## Aim
Copy all the entries below exactly, but not the pictures.

START

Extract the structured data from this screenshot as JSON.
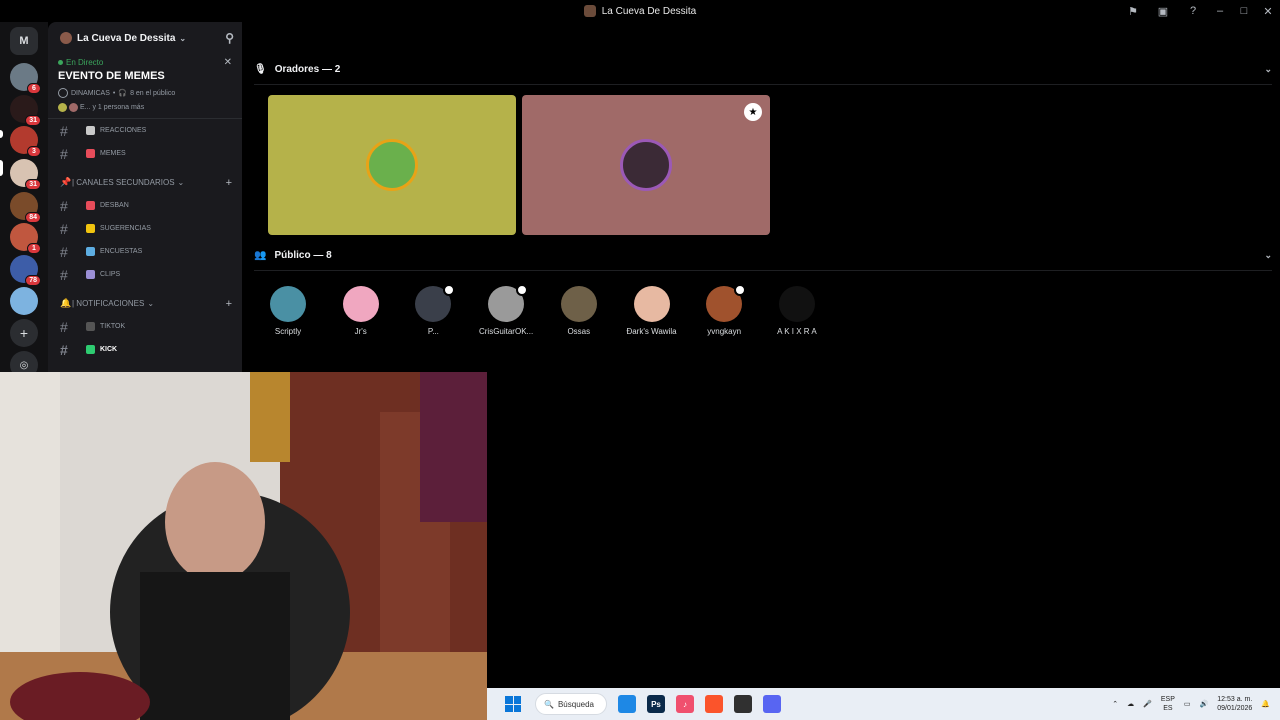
{
  "window": {
    "title": "La Cueva De Dessita"
  },
  "server": {
    "name": "La Cueva De Dessita",
    "rail_badges": [
      "6",
      "31",
      "3",
      "31",
      "84",
      "1",
      "78"
    ]
  },
  "event": {
    "live_label": "En Directo",
    "title": "EVENTO DE MEMES",
    "meta_tag": "DINAMICAS",
    "meta_listeners": "8 en el público",
    "people_text": "E... y 1 persona más"
  },
  "channels_top": [
    {
      "name": "REACCIONES",
      "color": "#c9c9c9"
    },
    {
      "name": "MEMES",
      "color": "#e74c5a"
    }
  ],
  "category_secondary": {
    "label": "| CANALES SECUNDARIOS",
    "channels": [
      {
        "name": "DESBAN",
        "color": "#e74c5a"
      },
      {
        "name": "SUGERENCIAS",
        "color": "#f1c40f"
      },
      {
        "name": "ENCUESTAS",
        "color": "#5dade2"
      },
      {
        "name": "CLIPS",
        "color": "#9b8fd6"
      }
    ]
  },
  "category_notifications": {
    "label": "| NOTIFICACIONES",
    "channels": [
      {
        "name": "TIKTOK",
        "color": "#555555",
        "active": false
      },
      {
        "name": "KICK",
        "color": "#2ecc71",
        "active": true
      }
    ]
  },
  "stage": {
    "speakers_label": "Oradores — 2",
    "audience_label": "Público — 8",
    "speakers": [
      {
        "bg": "#b5b24a",
        "ring": "#e8a317"
      },
      {
        "bg": "#a06a68",
        "ring": "#9b59b6"
      }
    ],
    "audience": [
      {
        "name": "Scriptly",
        "color": "#4a90a4",
        "hand": false
      },
      {
        "name": "Jr's",
        "color": "#f0a7c0",
        "hand": false
      },
      {
        "name": "P...",
        "color": "#3a3f4a",
        "hand": true
      },
      {
        "name": "CrisGuitarOK...",
        "color": "#9a9a9a",
        "hand": true
      },
      {
        "name": "Ossas",
        "color": "#6e6048",
        "hand": false
      },
      {
        "name": "Ðark's Wawila",
        "color": "#e7b9a2",
        "hand": false
      },
      {
        "name": "yvngkayn",
        "color": "#a0522d",
        "hand": true
      },
      {
        "name": "A K I X R A",
        "color": "#111111",
        "hand": false
      }
    ]
  },
  "taskbar": {
    "search_label": "Búsqueda",
    "lang_top": "ESP",
    "lang_bottom": "ES",
    "time": "12:53 a. m.",
    "date": "09/01/2026",
    "apps": [
      {
        "icon": "file-explorer-icon",
        "color": "#1e88e5",
        "label": ""
      },
      {
        "icon": "photoshop-icon",
        "color": "#0b2a4a",
        "label": "Ps"
      },
      {
        "icon": "music-icon",
        "color": "#f0506e",
        "label": "♪"
      },
      {
        "icon": "brave-icon",
        "color": "#fb542b",
        "label": ""
      },
      {
        "icon": "obs-icon",
        "color": "#303030",
        "label": ""
      },
      {
        "icon": "discord-icon",
        "color": "#5865f2",
        "label": ""
      }
    ]
  }
}
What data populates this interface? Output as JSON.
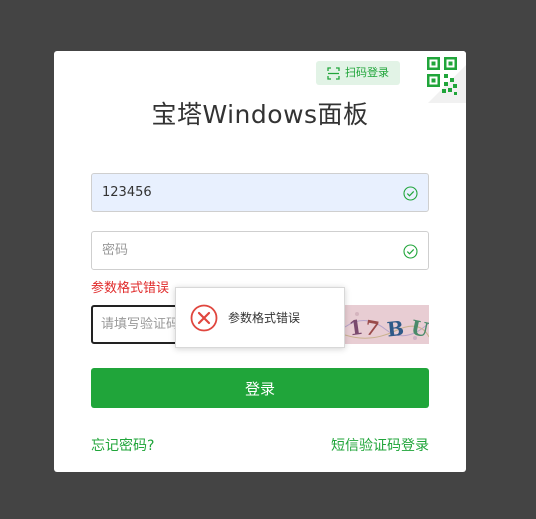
{
  "panel": {
    "title": "宝塔Windows面板",
    "qr_tag_label": "扫码登录"
  },
  "form": {
    "username_value": "123456",
    "password_placeholder": "密码",
    "error_text": "参数格式错误",
    "captcha_placeholder": "请填写验证码",
    "captcha_chars": [
      "1",
      "7",
      "B",
      "U"
    ],
    "login_label": "登录"
  },
  "links": {
    "forgot_password": "忘记密码?",
    "sms_login": "短信验证码登录"
  },
  "toast": {
    "message": "参数格式错误"
  },
  "colors": {
    "brand_green": "#20a53a",
    "error_red": "#e02b2b",
    "backdrop": "#444444"
  },
  "icons": {
    "qr_corner": "qr-code-icon",
    "qr_tag": "scan-icon",
    "field_check": "check-circle-icon",
    "toast": "error-circle-icon"
  }
}
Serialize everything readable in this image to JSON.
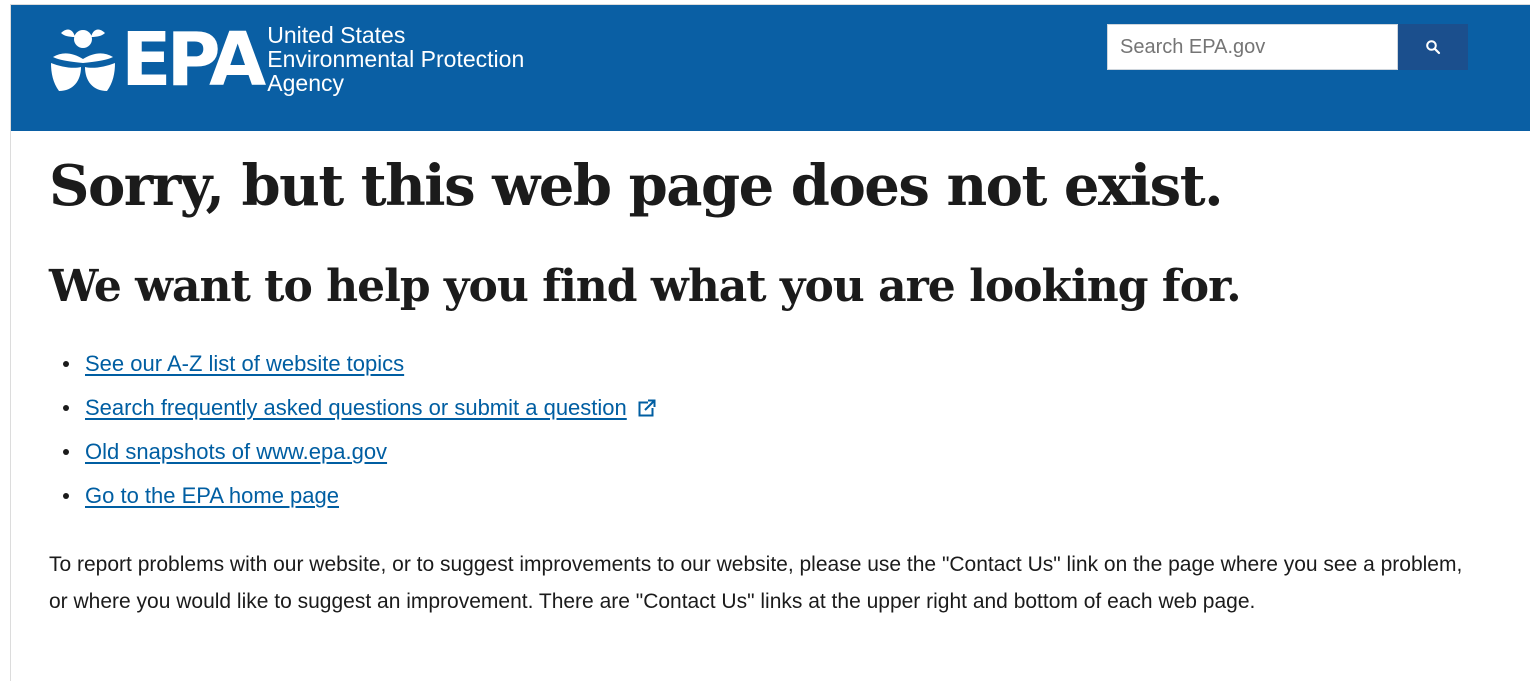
{
  "header": {
    "logo": {
      "abbr": "EPA",
      "line1": "United States",
      "line2": "Environmental Protection",
      "line3": "Agency",
      "icon": "epa-flower-logo"
    },
    "search": {
      "placeholder": "Search EPA.gov",
      "button_icon": "search-icon"
    }
  },
  "main": {
    "title": "Sorry, but this web page does not exist.",
    "subtitle": "We want to help you find what you are looking for.",
    "links": [
      {
        "label": "See our A-Z list of website topics",
        "external": false
      },
      {
        "label": "Search frequently asked questions or submit a question",
        "external": true,
        "icon": "external-link-icon"
      },
      {
        "label": "Old snapshots of www.epa.gov",
        "external": false
      },
      {
        "label": "Go to the EPA home page",
        "external": false
      }
    ],
    "report_text": "To report problems with our website, or to suggest improvements to our website, please use the \"Contact Us\" link on the page where you see a problem, or where you would like to suggest an improvement. There are \"Contact Us\" links at the upper right and bottom of each web page."
  },
  "colors": {
    "header_bg": "#0a5fa4",
    "search_button": "#1b4f8d",
    "link": "#005ea2"
  }
}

END

## Task output
Extract the structured data from this screenshot as JSON.
{
  "window": {
    "title": "La Cueva De Dessita"
  },
  "server": {
    "name": "La Cueva De Dessita",
    "rail_badges": [
      "6",
      "31",
      "3",
      "31",
      "84",
      "1",
      "78"
    ]
  },
  "event": {
    "live_label": "En Directo",
    "title": "EVENTO DE MEMES",
    "meta_tag": "DINAMICAS",
    "meta_listeners": "8 en el público",
    "people_text": "E... y 1 persona más"
  },
  "channels_top": [
    {
      "name": "REACCIONES",
      "color": "#c9c9c9"
    },
    {
      "name": "MEMES",
      "color": "#e74c5a"
    }
  ],
  "category_secondary": {
    "label": "| CANALES SECUNDARIOS",
    "channels": [
      {
        "name": "DESBAN",
        "color": "#e74c5a"
      },
      {
        "name": "SUGERENCIAS",
        "color": "#f1c40f"
      },
      {
        "name": "ENCUESTAS",
        "color": "#5dade2"
      },
      {
        "name": "CLIPS",
        "color": "#9b8fd6"
      }
    ]
  },
  "category_notifications": {
    "label": "| NOTIFICACIONES",
    "channels": [
      {
        "name": "TIKTOK",
        "color": "#555555",
        "active": false
      },
      {
        "name": "KICK",
        "color": "#2ecc71",
        "active": true
      }
    ]
  },
  "stage": {
    "speakers_label": "Oradores — 2",
    "audience_label": "Público — 8",
    "speakers": [
      {
        "bg": "#b5b24a",
        "ring": "#e8a317"
      },
      {
        "bg": "#a06a68",
        "ring": "#9b59b6"
      }
    ],
    "audience": [
      {
        "name": "Scriptly",
        "color": "#4a90a4",
        "hand": false
      },
      {
        "name": "Jr's",
        "color": "#f0a7c0",
        "hand": false
      },
      {
        "name": "P...",
        "color": "#3a3f4a",
        "hand": true
      },
      {
        "name": "CrisGuitarOK...",
        "color": "#9a9a9a",
        "hand": true
      },
      {
        "name": "Ossas",
        "color": "#6e6048",
        "hand": false
      },
      {
        "name": "Ðark's Wawila",
        "color": "#e7b9a2",
        "hand": false
      },
      {
        "name": "yvngkayn",
        "color": "#a0522d",
        "hand": true
      },
      {
        "name": "A K I X R A",
        "color": "#111111",
        "hand": false
      }
    ]
  },
  "taskbar": {
    "search_label": "Búsqueda",
    "lang_top": "ESP",
    "lang_bottom": "ES",
    "time": "12:53 a. m.",
    "date": "09/01/2026",
    "apps": [
      {
        "icon": "file-explorer-icon",
        "color": "#1e88e5",
        "label": ""
      },
      {
        "icon": "photoshop-icon",
        "color": "#0b2a4a",
        "label": "Ps"
      },
      {
        "icon": "music-icon",
        "color": "#f0506e",
        "label": "♪"
      },
      {
        "icon": "brave-icon",
        "color": "#fb542b",
        "label": ""
      },
      {
        "icon": "obs-icon",
        "color": "#303030",
        "label": ""
      },
      {
        "icon": "discord-icon",
        "color": "#5865f2",
        "label": ""
      }
    ]
  }
}
What data populates this interface? Output as JSON.
{
  "panel": {
    "title": "宝塔Windows面板",
    "qr_tag_label": "扫码登录"
  },
  "form": {
    "username_value": "123456",
    "password_placeholder": "密码",
    "error_text": "参数格式错误",
    "captcha_placeholder": "请填写验证码",
    "captcha_chars": [
      "1",
      "7",
      "B",
      "U"
    ],
    "login_label": "登录"
  },
  "links": {
    "forgot_password": "忘记密码?",
    "sms_login": "短信验证码登录"
  },
  "toast": {
    "message": "参数格式错误"
  },
  "colors": {
    "brand_green": "#20a53a",
    "error_red": "#e02b2b",
    "backdrop": "#444444"
  },
  "icons": {
    "qr_corner": "qr-code-icon",
    "qr_tag": "scan-icon",
    "field_check": "check-circle-icon",
    "toast": "error-circle-icon"
  }
}
Serialize everything readable in this image to JSON.
{
  "header": {
    "logo": {
      "abbr": "EPA",
      "line1": "United States",
      "line2": "Environmental Protection",
      "line3": "Agency",
      "icon": "epa-flower-logo"
    },
    "search": {
      "placeholder": "Search EPA.gov",
      "button_icon": "search-icon"
    }
  },
  "main": {
    "title": "Sorry, but this web page does not exist.",
    "subtitle": "We want to help you find what you are looking for.",
    "links": [
      {
        "label": "See our A-Z list of website topics",
        "external": false
      },
      {
        "label": "Search frequently asked questions or submit a question",
        "external": true,
        "icon": "external-link-icon"
      },
      {
        "label": "Old snapshots of www.epa.gov",
        "external": false
      },
      {
        "label": "Go to the EPA home page",
        "external": false
      }
    ],
    "report_text": "To report problems with our website, or to suggest improvements to our website, please use the \"Contact Us\" link on the page where you see a problem, or where you would like to suggest an improvement. There are \"Contact Us\" links at the upper right and bottom of each web page."
  },
  "colors": {
    "header_bg": "#0a5fa4",
    "search_button": "#1b4f8d",
    "link": "#005ea2"
  }
}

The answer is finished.